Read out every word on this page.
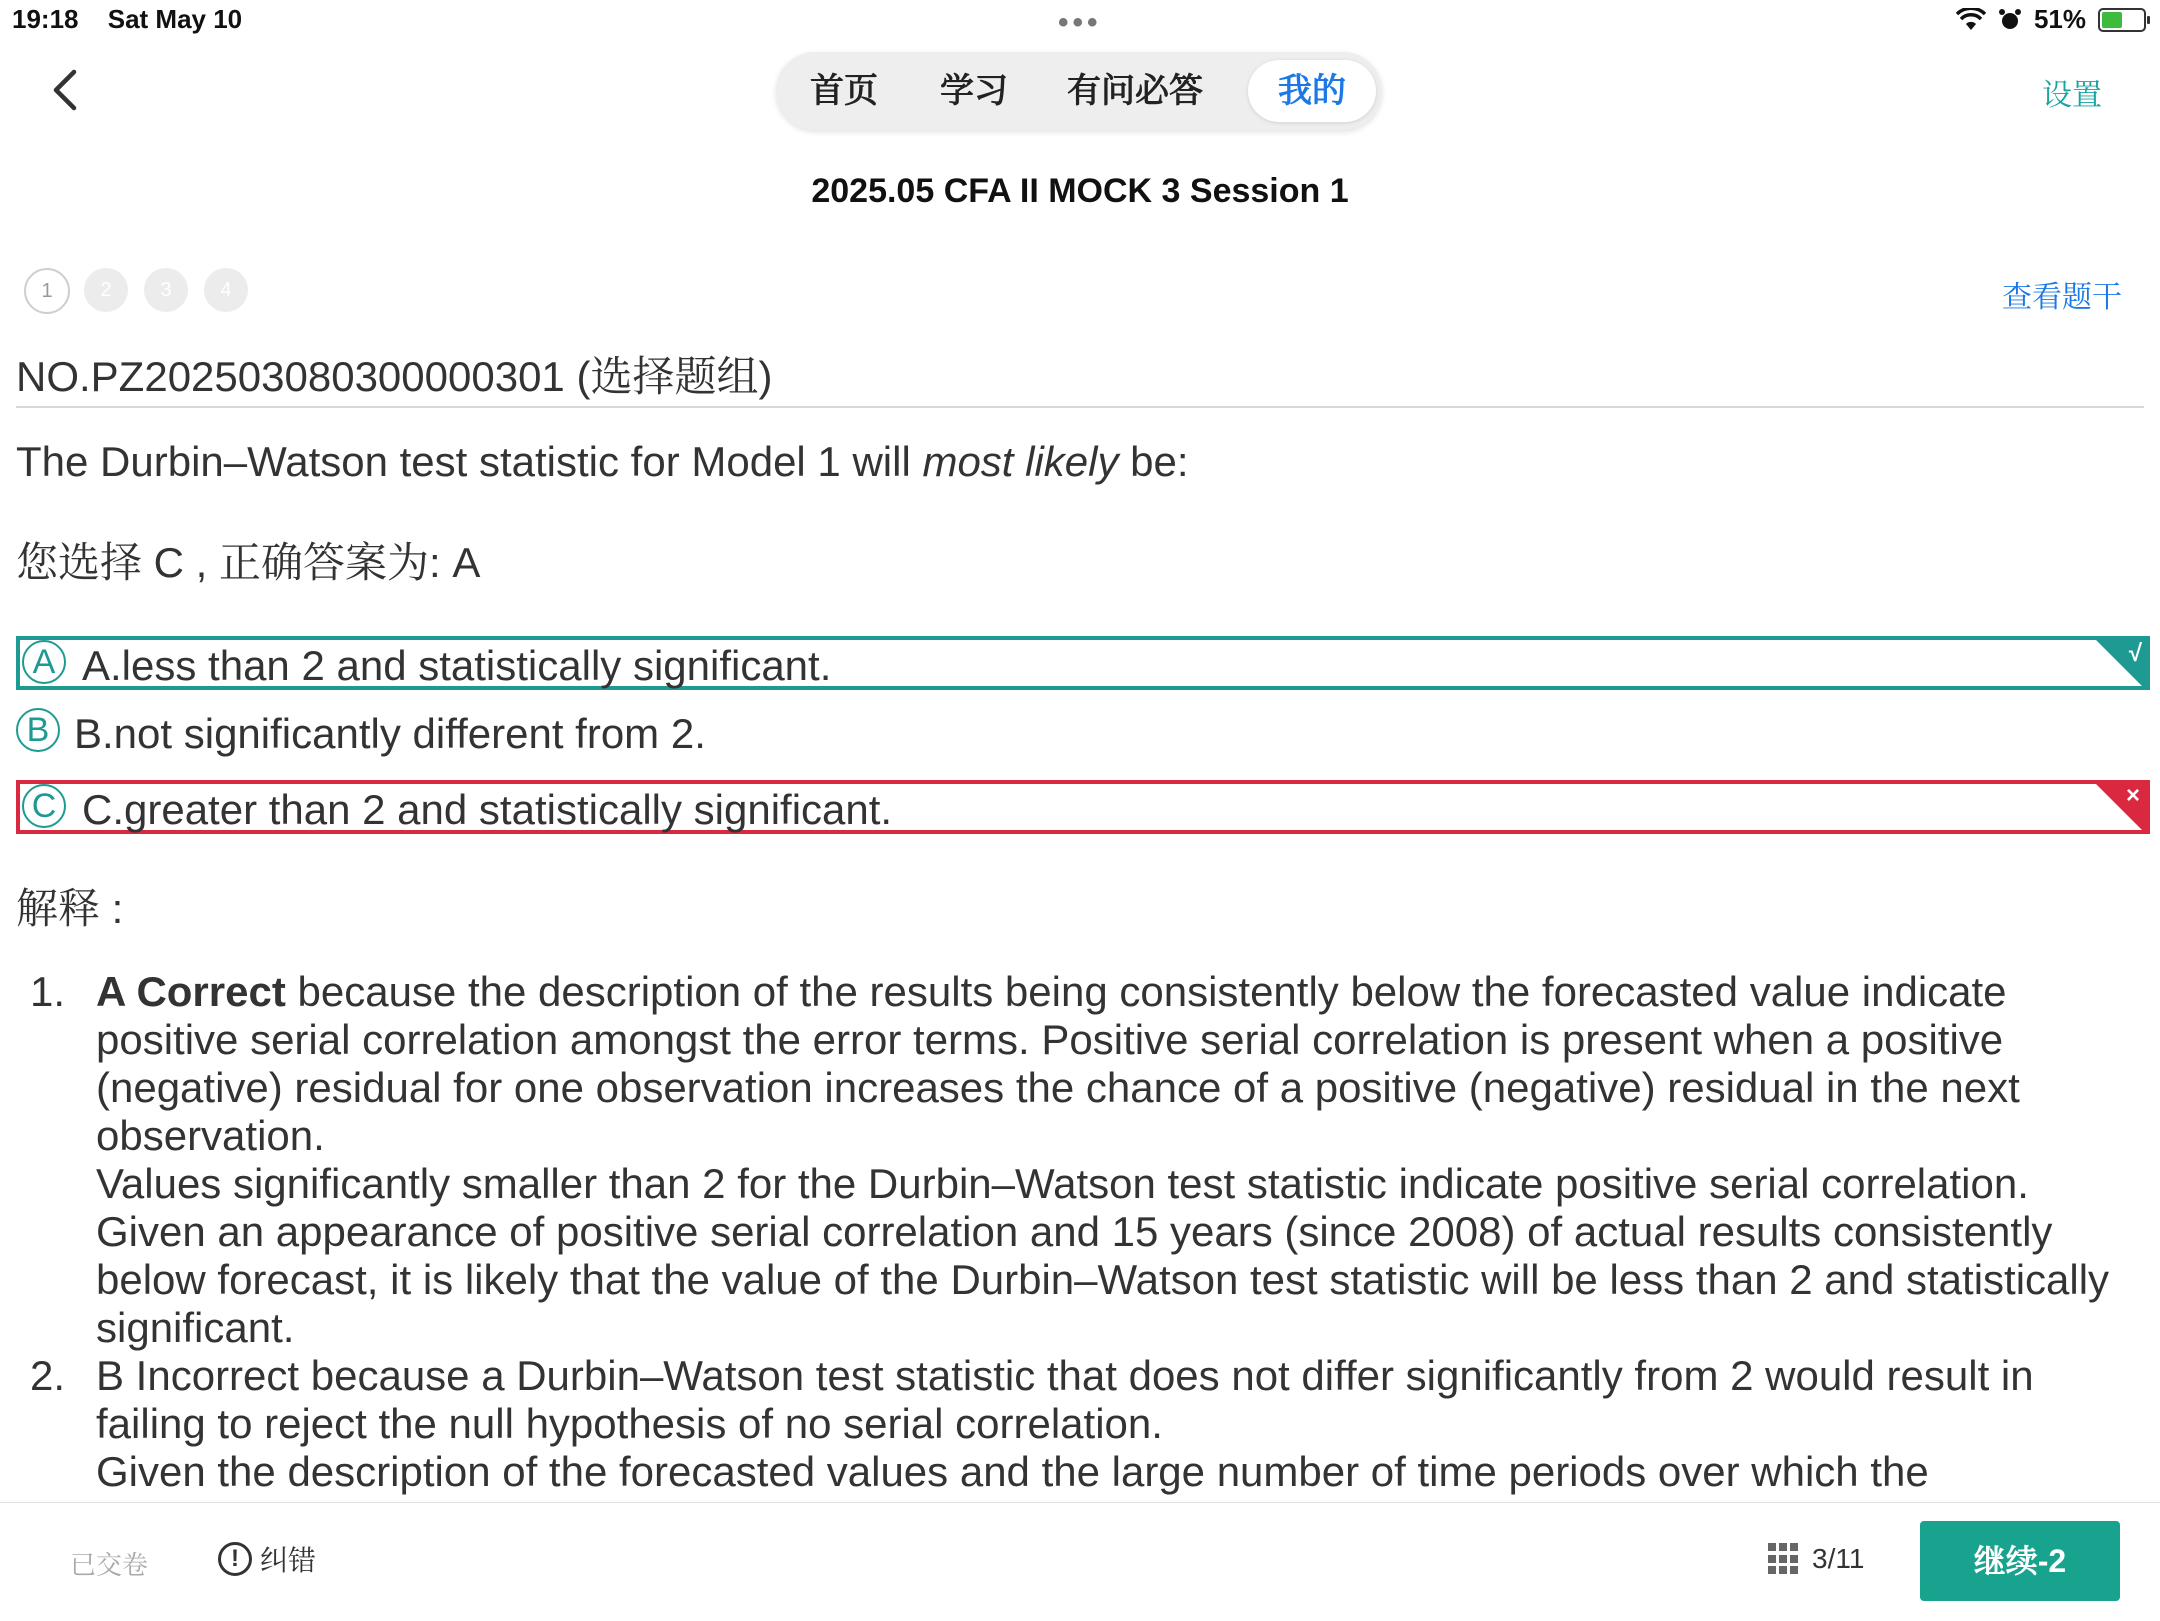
19:18 Sat May 10	•••	51%
首页	学习	有问必答	我的	设置
2025.05 CFA II MOCK 3 Session 1
1	2	3	4	查看题干
NO.PZ2025030803000003​01 (选择题组)
The Durbin–Watson test statistic for Model 1 will most likely be:
您选择 C , 正确答案为: A
A A.less than 2 and statistically significant.	√
B B.not significantly different from 2.
C C.greater than 2 and statistically significant.	×
解释 :

1. A Correct because the description of the results being consistently below the forecasted value indicate positive serial correlation amongst the error terms. Positive serial correlation is present when a positive (negative) residual for one observation increases the chance of a positive (negative) residual in the next observation.
Values significantly smaller than 2 for the Durbin–Watson test statistic indicate positive serial correlation. Given an appearance of positive serial correlation and 15 years (since 2008) of actual results consistently below forecast, it is likely that the value of the Durbin–Watson test statistic will be less than 2 and statistically significant.

2. B Incorrect because a Durbin–Watson test statistic that does not differ significantly from 2 would result in failing to reject the null hypothesis of no serial correlation.
Given the description of the forecasted values and the large number of time periods over which the

已交卷	! 纠错	3/11	继续-2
☆ ☆ ☆ ☆ ☆ ☆ ☆
PROBLEM DESCRIPTION
Word for word, quote the lines above. Omit the pictures.

SOLUTION TO THE EXERCISE
Read out every word on this page.
19:18 Sat May 10	•••	51%
首页	学习	有问必答	我的	设置
2025.05 CFA II MOCK 3 Session 1
1	2	3	4	查看题干
NO.PZ2025030803000003​01 (选择题组)
The Durbin–Watson test statistic for Model 1 will most likely be:
您选择 C , 正确答案为: A
A A.less than 2 and statistically significant.	√
B B.not significantly different from 2.
C C.greater than 2 and statistically significant.	×
解释 :

1. A Correct because the description of the results being consistently below the forecasted value indicate positive serial correlation amongst the error terms. Positive serial correlation is present when a positive (negative) residual for one observation increases the chance of a positive (negative) residual in the next observation.
Values significantly smaller than 2 for the Durbin–Watson test statistic indicate positive serial correlation. Given an appearance of positive serial correlation and 15 years (since 2008) of actual results consistently below forecast, it is likely that the value of the Durbin–Watson test statistic will be less than 2 and statistically significant.

2. B Incorrect because a Durbin–Watson test statistic that does not differ significantly from 2 would result in failing to reject the null hypothesis of no serial correlation.
Given the description of the forecasted values and the large number of time periods over which the

已交卷	! 纠错	3/11	继续-2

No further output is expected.